### [Task instructions]
Will you print the material below without altering a single character?

------ Given data ------

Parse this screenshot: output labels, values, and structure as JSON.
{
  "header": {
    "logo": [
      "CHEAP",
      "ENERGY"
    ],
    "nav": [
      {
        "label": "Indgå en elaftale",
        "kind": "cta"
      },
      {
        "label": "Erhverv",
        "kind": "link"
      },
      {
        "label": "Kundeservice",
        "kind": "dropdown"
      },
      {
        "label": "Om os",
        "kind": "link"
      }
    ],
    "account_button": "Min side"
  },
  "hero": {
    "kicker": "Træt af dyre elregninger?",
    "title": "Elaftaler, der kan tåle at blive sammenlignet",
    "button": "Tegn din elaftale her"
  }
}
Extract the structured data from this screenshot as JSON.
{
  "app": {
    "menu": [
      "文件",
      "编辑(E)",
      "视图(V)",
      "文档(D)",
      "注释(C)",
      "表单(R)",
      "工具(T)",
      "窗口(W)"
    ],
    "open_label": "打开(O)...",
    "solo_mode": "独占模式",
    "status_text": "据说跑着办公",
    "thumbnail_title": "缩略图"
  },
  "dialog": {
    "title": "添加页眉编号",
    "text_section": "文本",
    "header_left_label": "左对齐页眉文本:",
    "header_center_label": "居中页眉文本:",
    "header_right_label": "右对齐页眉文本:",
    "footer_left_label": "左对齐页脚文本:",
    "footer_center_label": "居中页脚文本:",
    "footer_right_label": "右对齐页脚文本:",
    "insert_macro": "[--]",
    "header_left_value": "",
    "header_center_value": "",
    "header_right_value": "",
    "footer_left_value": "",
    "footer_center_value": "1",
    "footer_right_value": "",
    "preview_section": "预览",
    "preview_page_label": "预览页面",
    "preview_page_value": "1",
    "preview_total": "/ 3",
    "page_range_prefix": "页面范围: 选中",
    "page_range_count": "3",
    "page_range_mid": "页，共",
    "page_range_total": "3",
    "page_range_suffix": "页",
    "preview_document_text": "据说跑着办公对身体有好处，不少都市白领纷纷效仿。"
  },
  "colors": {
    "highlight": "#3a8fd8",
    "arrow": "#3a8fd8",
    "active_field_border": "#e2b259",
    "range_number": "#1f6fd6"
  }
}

------

### [Answer to this task]
Parse this screenshot: output labels, values, and structure as JSON.
{
  "header": {
    "logo": [
      "CHEAP",
      "ENERGY"
    ],
    "nav": [
      {
        "label": "Indgå en elaftale",
        "kind": "cta"
      },
      {
        "label": "Erhverv",
        "kind": "link"
      },
      {
        "label": "Kundeservice",
        "kind": "dropdown"
      },
      {
        "label": "Om os",
        "kind": "link"
      }
    ],
    "account_button": "Min side"
  },
  "hero": {
    "kicker": "Træt af dyre elregninger?",
    "title": "Elaftaler, der kan tåle at blive sammenlignet",
    "button": "Tegn din elaftale her"
  }
}
Extract the structured data from this screenshot as JSON.
{
  "app": {
    "menu": [
      "文件",
      "编辑(E)",
      "视图(V)",
      "文档(D)",
      "注释(C)",
      "表单(R)",
      "工具(T)",
      "窗口(W)"
    ],
    "open_label": "打开(O)...",
    "solo_mode": "独占模式",
    "status_text": "据说跑着办公",
    "thumbnail_title": "缩略图"
  },
  "dialog": {
    "title": "添加页眉编号",
    "text_section": "文本",
    "header_left_label": "左对齐页眉文本:",
    "header_center_label": "居中页眉文本:",
    "header_right_label": "右对齐页眉文本:",
    "footer_left_label": "左对齐页脚文本:",
    "footer_center_label": "居中页脚文本:",
    "footer_right_label": "右对齐页脚文本:",
    "insert_macro": "[--]",
    "header_left_value": "",
    "header_center_value": "",
    "header_right_value": "",
    "footer_left_value": "",
    "footer_center_value": "1",
    "footer_right_value": "",
    "preview_section": "预览",
    "preview_page_label": "预览页面",
    "preview_page_value": "1",
    "preview_total": "/ 3",
    "page_range_prefix": "页面范围: 选中",
    "page_range_count": "3",
    "page_range_mid": "页，共",
    "page_range_total": "3",
    "page_range_suffix": "页",
    "preview_document_text": "据说跑着办公对身体有好处，不少都市白领纷纷效仿。"
  },
  "colors": {
    "highlight": "#3a8fd8",
    "arrow": "#3a8fd8",
    "active_field_border": "#e2b259",
    "range_number": "#1f6fd6"
  }
}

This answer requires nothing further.